Goal —
Pictures stay out of the copy; set down each line of the listing below exactly.

_ _ _ _

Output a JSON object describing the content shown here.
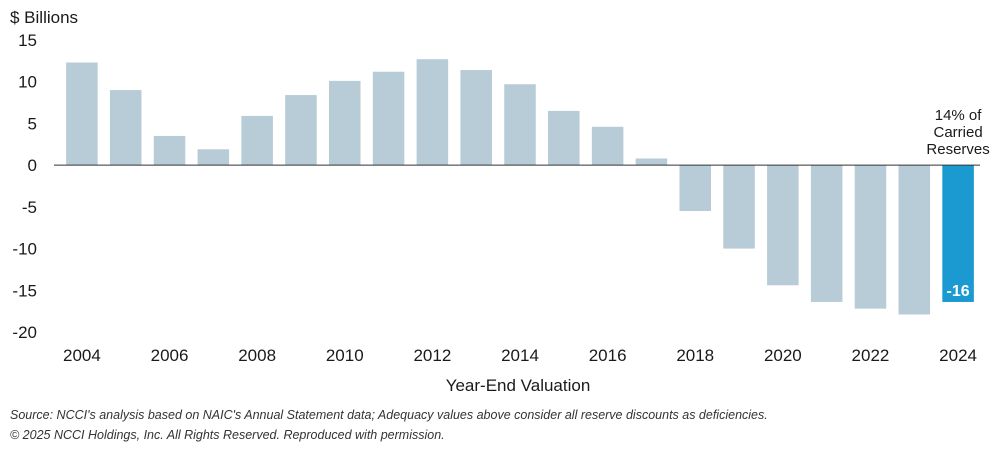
{
  "chart_data": {
    "type": "bar",
    "title": "",
    "ylabel": "$ Billions",
    "xlabel": "Year-End Valuation",
    "ylim": [
      -20,
      15
    ],
    "yticks": [
      15,
      10,
      5,
      0,
      -5,
      -10,
      -15,
      -20
    ],
    "yticks_labels": [
      "15",
      "10",
      "5",
      "0",
      "-5",
      "-10",
      "-15",
      "-20"
    ],
    "categories": [
      "2004",
      "2005",
      "2006",
      "2007",
      "2008",
      "2009",
      "2010",
      "2011",
      "2012",
      "2013",
      "2014",
      "2015",
      "2016",
      "2017",
      "2018",
      "2019",
      "2020",
      "2021",
      "2022",
      "2023",
      "2024"
    ],
    "values": [
      12.3,
      9.0,
      3.5,
      1.9,
      5.9,
      8.4,
      10.1,
      11.2,
      12.7,
      11.4,
      9.7,
      6.5,
      4.6,
      0.8,
      -5.5,
      -10.0,
      -14.4,
      -16.4,
      -17.2,
      -17.9,
      -16.4
    ],
    "xtick_labels": [
      "2004",
      "2006",
      "2008",
      "2010",
      "2012",
      "2014",
      "2016",
      "2018",
      "2020",
      "2022",
      "2024"
    ],
    "highlight": {
      "category": "2024",
      "data_label": "-16",
      "annotation": [
        "14% of",
        "Carried",
        "Reserves"
      ]
    },
    "colors": {
      "bar": "#b8ccd7",
      "highlight_bar": "#1a9ad0",
      "axis": "#333333"
    },
    "grid": false
  },
  "footnotes": {
    "source": "Source: NCCI's analysis based on NAIC's Annual Statement data; Adequacy values above consider all reserve discounts as deficiencies.",
    "copyright": "© 2025 NCCI Holdings, Inc. All Rights Reserved. Reproduced with permission."
  }
}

_ _ _ _

Answer to this problem —
Output a JSON object describing the content shown here.
{
  "chart_data": {
    "type": "bar",
    "title": "",
    "ylabel": "$ Billions",
    "xlabel": "Year-End Valuation",
    "ylim": [
      -20,
      15
    ],
    "yticks": [
      15,
      10,
      5,
      0,
      -5,
      -10,
      -15,
      -20
    ],
    "yticks_labels": [
      "15",
      "10",
      "5",
      "0",
      "-5",
      "-10",
      "-15",
      "-20"
    ],
    "categories": [
      "2004",
      "2005",
      "2006",
      "2007",
      "2008",
      "2009",
      "2010",
      "2011",
      "2012",
      "2013",
      "2014",
      "2015",
      "2016",
      "2017",
      "2018",
      "2019",
      "2020",
      "2021",
      "2022",
      "2023",
      "2024"
    ],
    "values": [
      12.3,
      9.0,
      3.5,
      1.9,
      5.9,
      8.4,
      10.1,
      11.2,
      12.7,
      11.4,
      9.7,
      6.5,
      4.6,
      0.8,
      -5.5,
      -10.0,
      -14.4,
      -16.4,
      -17.2,
      -17.9,
      -16.4
    ],
    "xtick_labels": [
      "2004",
      "2006",
      "2008",
      "2010",
      "2012",
      "2014",
      "2016",
      "2018",
      "2020",
      "2022",
      "2024"
    ],
    "highlight": {
      "category": "2024",
      "data_label": "-16",
      "annotation": [
        "14% of",
        "Carried",
        "Reserves"
      ]
    },
    "colors": {
      "bar": "#b8ccd7",
      "highlight_bar": "#1a9ad0",
      "axis": "#333333"
    },
    "grid": false
  },
  "footnotes": {
    "source": "Source: NCCI's analysis based on NAIC's Annual Statement data; Adequacy values above consider all reserve discounts as deficiencies.",
    "copyright": "© 2025 NCCI Holdings, Inc. All Rights Reserved. Reproduced with permission."
  }
}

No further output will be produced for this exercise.